§ DATA LISTING:
--- --- ---

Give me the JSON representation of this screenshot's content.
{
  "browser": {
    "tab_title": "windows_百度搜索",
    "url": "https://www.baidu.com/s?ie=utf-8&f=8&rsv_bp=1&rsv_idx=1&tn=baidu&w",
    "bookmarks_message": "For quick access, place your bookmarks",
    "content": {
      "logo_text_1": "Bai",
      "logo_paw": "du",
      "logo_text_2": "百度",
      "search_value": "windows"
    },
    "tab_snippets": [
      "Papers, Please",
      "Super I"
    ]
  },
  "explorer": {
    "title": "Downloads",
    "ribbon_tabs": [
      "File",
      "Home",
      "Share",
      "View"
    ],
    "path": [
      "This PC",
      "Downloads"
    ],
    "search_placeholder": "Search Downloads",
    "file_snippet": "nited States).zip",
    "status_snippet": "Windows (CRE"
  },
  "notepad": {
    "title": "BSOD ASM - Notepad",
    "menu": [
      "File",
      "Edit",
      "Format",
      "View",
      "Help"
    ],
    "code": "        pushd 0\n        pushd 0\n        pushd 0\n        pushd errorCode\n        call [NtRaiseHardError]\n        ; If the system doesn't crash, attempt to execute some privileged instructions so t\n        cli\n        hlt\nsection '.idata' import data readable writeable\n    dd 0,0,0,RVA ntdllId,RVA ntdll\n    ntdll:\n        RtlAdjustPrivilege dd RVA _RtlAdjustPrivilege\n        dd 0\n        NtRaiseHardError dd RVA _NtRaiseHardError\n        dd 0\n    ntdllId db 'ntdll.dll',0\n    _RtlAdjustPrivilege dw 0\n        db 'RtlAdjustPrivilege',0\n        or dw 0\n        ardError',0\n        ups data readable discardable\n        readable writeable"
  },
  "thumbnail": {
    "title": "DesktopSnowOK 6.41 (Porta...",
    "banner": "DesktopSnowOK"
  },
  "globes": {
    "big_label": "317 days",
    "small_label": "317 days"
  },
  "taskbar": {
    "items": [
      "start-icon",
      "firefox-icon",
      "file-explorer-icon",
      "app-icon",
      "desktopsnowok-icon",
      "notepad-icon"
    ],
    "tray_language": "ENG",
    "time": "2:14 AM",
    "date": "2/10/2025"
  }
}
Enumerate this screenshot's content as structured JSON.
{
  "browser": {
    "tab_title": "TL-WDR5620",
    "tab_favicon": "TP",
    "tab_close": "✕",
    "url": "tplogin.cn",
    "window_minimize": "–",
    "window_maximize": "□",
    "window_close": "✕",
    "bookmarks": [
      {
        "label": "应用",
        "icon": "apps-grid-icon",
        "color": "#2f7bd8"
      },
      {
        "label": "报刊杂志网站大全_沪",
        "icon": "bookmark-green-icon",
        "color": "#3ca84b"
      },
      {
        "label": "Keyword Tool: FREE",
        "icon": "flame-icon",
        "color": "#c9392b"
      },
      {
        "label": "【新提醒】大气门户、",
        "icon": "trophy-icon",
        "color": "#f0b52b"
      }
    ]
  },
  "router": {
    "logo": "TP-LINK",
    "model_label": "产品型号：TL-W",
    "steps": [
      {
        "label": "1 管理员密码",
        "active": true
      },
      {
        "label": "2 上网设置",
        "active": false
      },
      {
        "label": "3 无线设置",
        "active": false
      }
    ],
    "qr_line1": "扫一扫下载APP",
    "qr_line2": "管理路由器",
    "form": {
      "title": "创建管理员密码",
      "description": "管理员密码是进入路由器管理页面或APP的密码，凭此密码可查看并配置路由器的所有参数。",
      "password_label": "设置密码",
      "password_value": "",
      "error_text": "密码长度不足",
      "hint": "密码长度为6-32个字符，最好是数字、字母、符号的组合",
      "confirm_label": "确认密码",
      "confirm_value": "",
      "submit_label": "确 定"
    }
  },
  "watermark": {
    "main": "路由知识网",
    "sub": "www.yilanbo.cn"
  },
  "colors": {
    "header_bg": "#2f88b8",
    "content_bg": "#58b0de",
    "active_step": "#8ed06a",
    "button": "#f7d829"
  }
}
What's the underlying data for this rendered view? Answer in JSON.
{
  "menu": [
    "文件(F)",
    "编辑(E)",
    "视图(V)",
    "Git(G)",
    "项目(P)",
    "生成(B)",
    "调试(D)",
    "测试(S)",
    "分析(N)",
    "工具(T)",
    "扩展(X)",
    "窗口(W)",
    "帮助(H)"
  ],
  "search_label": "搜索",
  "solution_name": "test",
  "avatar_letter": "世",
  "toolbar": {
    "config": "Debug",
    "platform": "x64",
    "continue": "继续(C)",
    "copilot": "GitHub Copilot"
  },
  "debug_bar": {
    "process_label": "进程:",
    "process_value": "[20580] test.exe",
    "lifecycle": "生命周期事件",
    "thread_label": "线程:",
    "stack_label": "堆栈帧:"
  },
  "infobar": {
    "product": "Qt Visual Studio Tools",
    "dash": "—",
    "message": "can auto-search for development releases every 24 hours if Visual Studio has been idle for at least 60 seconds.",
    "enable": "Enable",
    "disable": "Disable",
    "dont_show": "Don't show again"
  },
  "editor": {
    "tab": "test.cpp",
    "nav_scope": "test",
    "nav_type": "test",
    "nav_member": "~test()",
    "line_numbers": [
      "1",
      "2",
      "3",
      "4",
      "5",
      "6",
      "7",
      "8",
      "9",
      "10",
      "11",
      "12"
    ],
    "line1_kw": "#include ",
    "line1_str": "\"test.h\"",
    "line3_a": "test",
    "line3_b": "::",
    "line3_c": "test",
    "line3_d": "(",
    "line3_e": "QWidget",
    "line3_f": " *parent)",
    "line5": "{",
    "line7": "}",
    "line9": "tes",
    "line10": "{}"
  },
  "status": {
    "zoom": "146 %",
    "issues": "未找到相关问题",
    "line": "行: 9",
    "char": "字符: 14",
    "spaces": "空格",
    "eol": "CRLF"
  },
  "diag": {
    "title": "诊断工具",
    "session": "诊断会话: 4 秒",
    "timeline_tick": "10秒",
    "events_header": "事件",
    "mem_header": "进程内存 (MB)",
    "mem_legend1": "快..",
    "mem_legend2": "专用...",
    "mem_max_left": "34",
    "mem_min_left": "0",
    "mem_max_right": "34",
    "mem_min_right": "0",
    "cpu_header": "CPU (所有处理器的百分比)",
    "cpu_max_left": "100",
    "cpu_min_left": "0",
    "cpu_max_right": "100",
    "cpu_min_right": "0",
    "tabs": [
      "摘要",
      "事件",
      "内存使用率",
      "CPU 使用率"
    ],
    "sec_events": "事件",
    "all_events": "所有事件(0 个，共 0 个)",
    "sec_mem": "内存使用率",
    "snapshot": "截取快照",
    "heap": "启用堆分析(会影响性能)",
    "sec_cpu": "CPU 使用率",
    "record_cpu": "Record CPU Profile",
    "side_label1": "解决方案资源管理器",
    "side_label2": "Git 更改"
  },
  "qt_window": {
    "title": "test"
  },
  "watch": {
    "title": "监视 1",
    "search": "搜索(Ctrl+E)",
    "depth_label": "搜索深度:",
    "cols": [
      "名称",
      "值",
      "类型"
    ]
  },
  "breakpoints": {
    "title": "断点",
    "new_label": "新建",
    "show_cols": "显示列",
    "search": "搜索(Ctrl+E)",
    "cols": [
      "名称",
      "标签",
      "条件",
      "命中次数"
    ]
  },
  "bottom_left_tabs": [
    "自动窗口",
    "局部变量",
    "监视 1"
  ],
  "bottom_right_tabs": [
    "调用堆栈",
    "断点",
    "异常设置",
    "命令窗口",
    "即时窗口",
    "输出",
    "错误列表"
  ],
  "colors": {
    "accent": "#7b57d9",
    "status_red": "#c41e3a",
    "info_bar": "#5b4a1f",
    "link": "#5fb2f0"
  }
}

--- --- ---

Extract the complete set of records unchanged.

§ OUTPUT OF THE TASK:
Give me the JSON representation of this screenshot's content.
{
  "browser": {
    "tab_title": "windows_百度搜索",
    "url": "https://www.baidu.com/s?ie=utf-8&f=8&rsv_bp=1&rsv_idx=1&tn=baidu&w",
    "bookmarks_message": "For quick access, place your bookmarks",
    "content": {
      "logo_text_1": "Bai",
      "logo_paw": "du",
      "logo_text_2": "百度",
      "search_value": "windows"
    },
    "tab_snippets": [
      "Papers, Please",
      "Super I"
    ]
  },
  "explorer": {
    "title": "Downloads",
    "ribbon_tabs": [
      "File",
      "Home",
      "Share",
      "View"
    ],
    "path": [
      "This PC",
      "Downloads"
    ],
    "search_placeholder": "Search Downloads",
    "file_snippet": "nited States).zip",
    "status_snippet": "Windows (CRE"
  },
  "notepad": {
    "title": "BSOD ASM - Notepad",
    "menu": [
      "File",
      "Edit",
      "Format",
      "View",
      "Help"
    ],
    "code": "        pushd 0\n        pushd 0\n        pushd 0\n        pushd errorCode\n        call [NtRaiseHardError]\n        ; If the system doesn't crash, attempt to execute some privileged instructions so t\n        cli\n        hlt\nsection '.idata' import data readable writeable\n    dd 0,0,0,RVA ntdllId,RVA ntdll\n    ntdll:\n        RtlAdjustPrivilege dd RVA _RtlAdjustPrivilege\n        dd 0\n        NtRaiseHardError dd RVA _NtRaiseHardError\n        dd 0\n    ntdllId db 'ntdll.dll',0\n    _RtlAdjustPrivilege dw 0\n        db 'RtlAdjustPrivilege',0\n        or dw 0\n        ardError',0\n        ups data readable discardable\n        readable writeable"
  },
  "thumbnail": {
    "title": "DesktopSnowOK 6.41 (Porta...",
    "banner": "DesktopSnowOK"
  },
  "globes": {
    "big_label": "317 days",
    "small_label": "317 days"
  },
  "taskbar": {
    "items": [
      "start-icon",
      "firefox-icon",
      "file-explorer-icon",
      "app-icon",
      "desktopsnowok-icon",
      "notepad-icon"
    ],
    "tray_language": "ENG",
    "time": "2:14 AM",
    "date": "2/10/2025"
  }
}
Enumerate this screenshot's content as structured JSON.
{
  "browser": {
    "tab_title": "TL-WDR5620",
    "tab_favicon": "TP",
    "tab_close": "✕",
    "url": "tplogin.cn",
    "window_minimize": "–",
    "window_maximize": "□",
    "window_close": "✕",
    "bookmarks": [
      {
        "label": "应用",
        "icon": "apps-grid-icon",
        "color": "#2f7bd8"
      },
      {
        "label": "报刊杂志网站大全_沪",
        "icon": "bookmark-green-icon",
        "color": "#3ca84b"
      },
      {
        "label": "Keyword Tool: FREE",
        "icon": "flame-icon",
        "color": "#c9392b"
      },
      {
        "label": "【新提醒】大气门户、",
        "icon": "trophy-icon",
        "color": "#f0b52b"
      }
    ]
  },
  "router": {
    "logo": "TP-LINK",
    "model_label": "产品型号：TL-W",
    "steps": [
      {
        "label": "1 管理员密码",
        "active": true
      },
      {
        "label": "2 上网设置",
        "active": false
      },
      {
        "label": "3 无线设置",
        "active": false
      }
    ],
    "qr_line1": "扫一扫下载APP",
    "qr_line2": "管理路由器",
    "form": {
      "title": "创建管理员密码",
      "description": "管理员密码是进入路由器管理页面或APP的密码，凭此密码可查看并配置路由器的所有参数。",
      "password_label": "设置密码",
      "password_value": "",
      "error_text": "密码长度不足",
      "hint": "密码长度为6-32个字符，最好是数字、字母、符号的组合",
      "confirm_label": "确认密码",
      "confirm_value": "",
      "submit_label": "确 定"
    }
  },
  "watermark": {
    "main": "路由知识网",
    "sub": "www.yilanbo.cn"
  },
  "colors": {
    "header_bg": "#2f88b8",
    "content_bg": "#58b0de",
    "active_step": "#8ed06a",
    "button": "#f7d829"
  }
}
What's the underlying data for this rendered view? Answer in JSON.
{
  "menu": [
    "文件(F)",
    "编辑(E)",
    "视图(V)",
    "Git(G)",
    "项目(P)",
    "生成(B)",
    "调试(D)",
    "测试(S)",
    "分析(N)",
    "工具(T)",
    "扩展(X)",
    "窗口(W)",
    "帮助(H)"
  ],
  "search_label": "搜索",
  "solution_name": "test",
  "avatar_letter": "世",
  "toolbar": {
    "config": "Debug",
    "platform": "x64",
    "continue": "继续(C)",
    "copilot": "GitHub Copilot"
  },
  "debug_bar": {
    "process_label": "进程:",
    "process_value": "[20580] test.exe",
    "lifecycle": "生命周期事件",
    "thread_label": "线程:",
    "stack_label": "堆栈帧:"
  },
  "infobar": {
    "product": "Qt Visual Studio Tools",
    "dash": "—",
    "message": "can auto-search for development releases every 24 hours if Visual Studio has been idle for at least 60 seconds.",
    "enable": "Enable",
    "disable": "Disable",
    "dont_show": "Don't show again"
  },
  "editor": {
    "tab": "test.cpp",
    "nav_scope": "test",
    "nav_type": "test",
    "nav_member": "~test()",
    "line_numbers": [
      "1",
      "2",
      "3",
      "4",
      "5",
      "6",
      "7",
      "8",
      "9",
      "10",
      "11",
      "12"
    ],
    "line1_kw": "#include ",
    "line1_str": "\"test.h\"",
    "line3_a": "test",
    "line3_b": "::",
    "line3_c": "test",
    "line3_d": "(",
    "line3_e": "QWidget",
    "line3_f": " *parent)",
    "line5": "{",
    "line7": "}",
    "line9": "tes",
    "line10": "{}"
  },
  "status": {
    "zoom": "146 %",
    "issues": "未找到相关问题",
    "line": "行: 9",
    "char": "字符: 14",
    "spaces": "空格",
    "eol": "CRLF"
  },
  "diag": {
    "title": "诊断工具",
    "session": "诊断会话: 4 秒",
    "timeline_tick": "10秒",
    "events_header": "事件",
    "mem_header": "进程内存 (MB)",
    "mem_legend1": "快..",
    "mem_legend2": "专用...",
    "mem_max_left": "34",
    "mem_min_left": "0",
    "mem_max_right": "34",
    "mem_min_right": "0",
    "cpu_header": "CPU (所有处理器的百分比)",
    "cpu_max_left": "100",
    "cpu_min_left": "0",
    "cpu_max_right": "100",
    "cpu_min_right": "0",
    "tabs": [
      "摘要",
      "事件",
      "内存使用率",
      "CPU 使用率"
    ],
    "sec_events": "事件",
    "all_events": "所有事件(0 个，共 0 个)",
    "sec_mem": "内存使用率",
    "snapshot": "截取快照",
    "heap": "启用堆分析(会影响性能)",
    "sec_cpu": "CPU 使用率",
    "record_cpu": "Record CPU Profile",
    "side_label1": "解决方案资源管理器",
    "side_label2": "Git 更改"
  },
  "qt_window": {
    "title": "test"
  },
  "watch": {
    "title": "监视 1",
    "search": "搜索(Ctrl+E)",
    "depth_label": "搜索深度:",
    "cols": [
      "名称",
      "值",
      "类型"
    ]
  },
  "breakpoints": {
    "title": "断点",
    "new_label": "新建",
    "show_cols": "显示列",
    "search": "搜索(Ctrl+E)",
    "cols": [
      "名称",
      "标签",
      "条件",
      "命中次数"
    ]
  },
  "bottom_left_tabs": [
    "自动窗口",
    "局部变量",
    "监视 1"
  ],
  "bottom_right_tabs": [
    "调用堆栈",
    "断点",
    "异常设置",
    "命令窗口",
    "即时窗口",
    "输出",
    "错误列表"
  ],
  "colors": {
    "accent": "#7b57d9",
    "status_red": "#c41e3a",
    "info_bar": "#5b4a1f",
    "link": "#5fb2f0"
  }
}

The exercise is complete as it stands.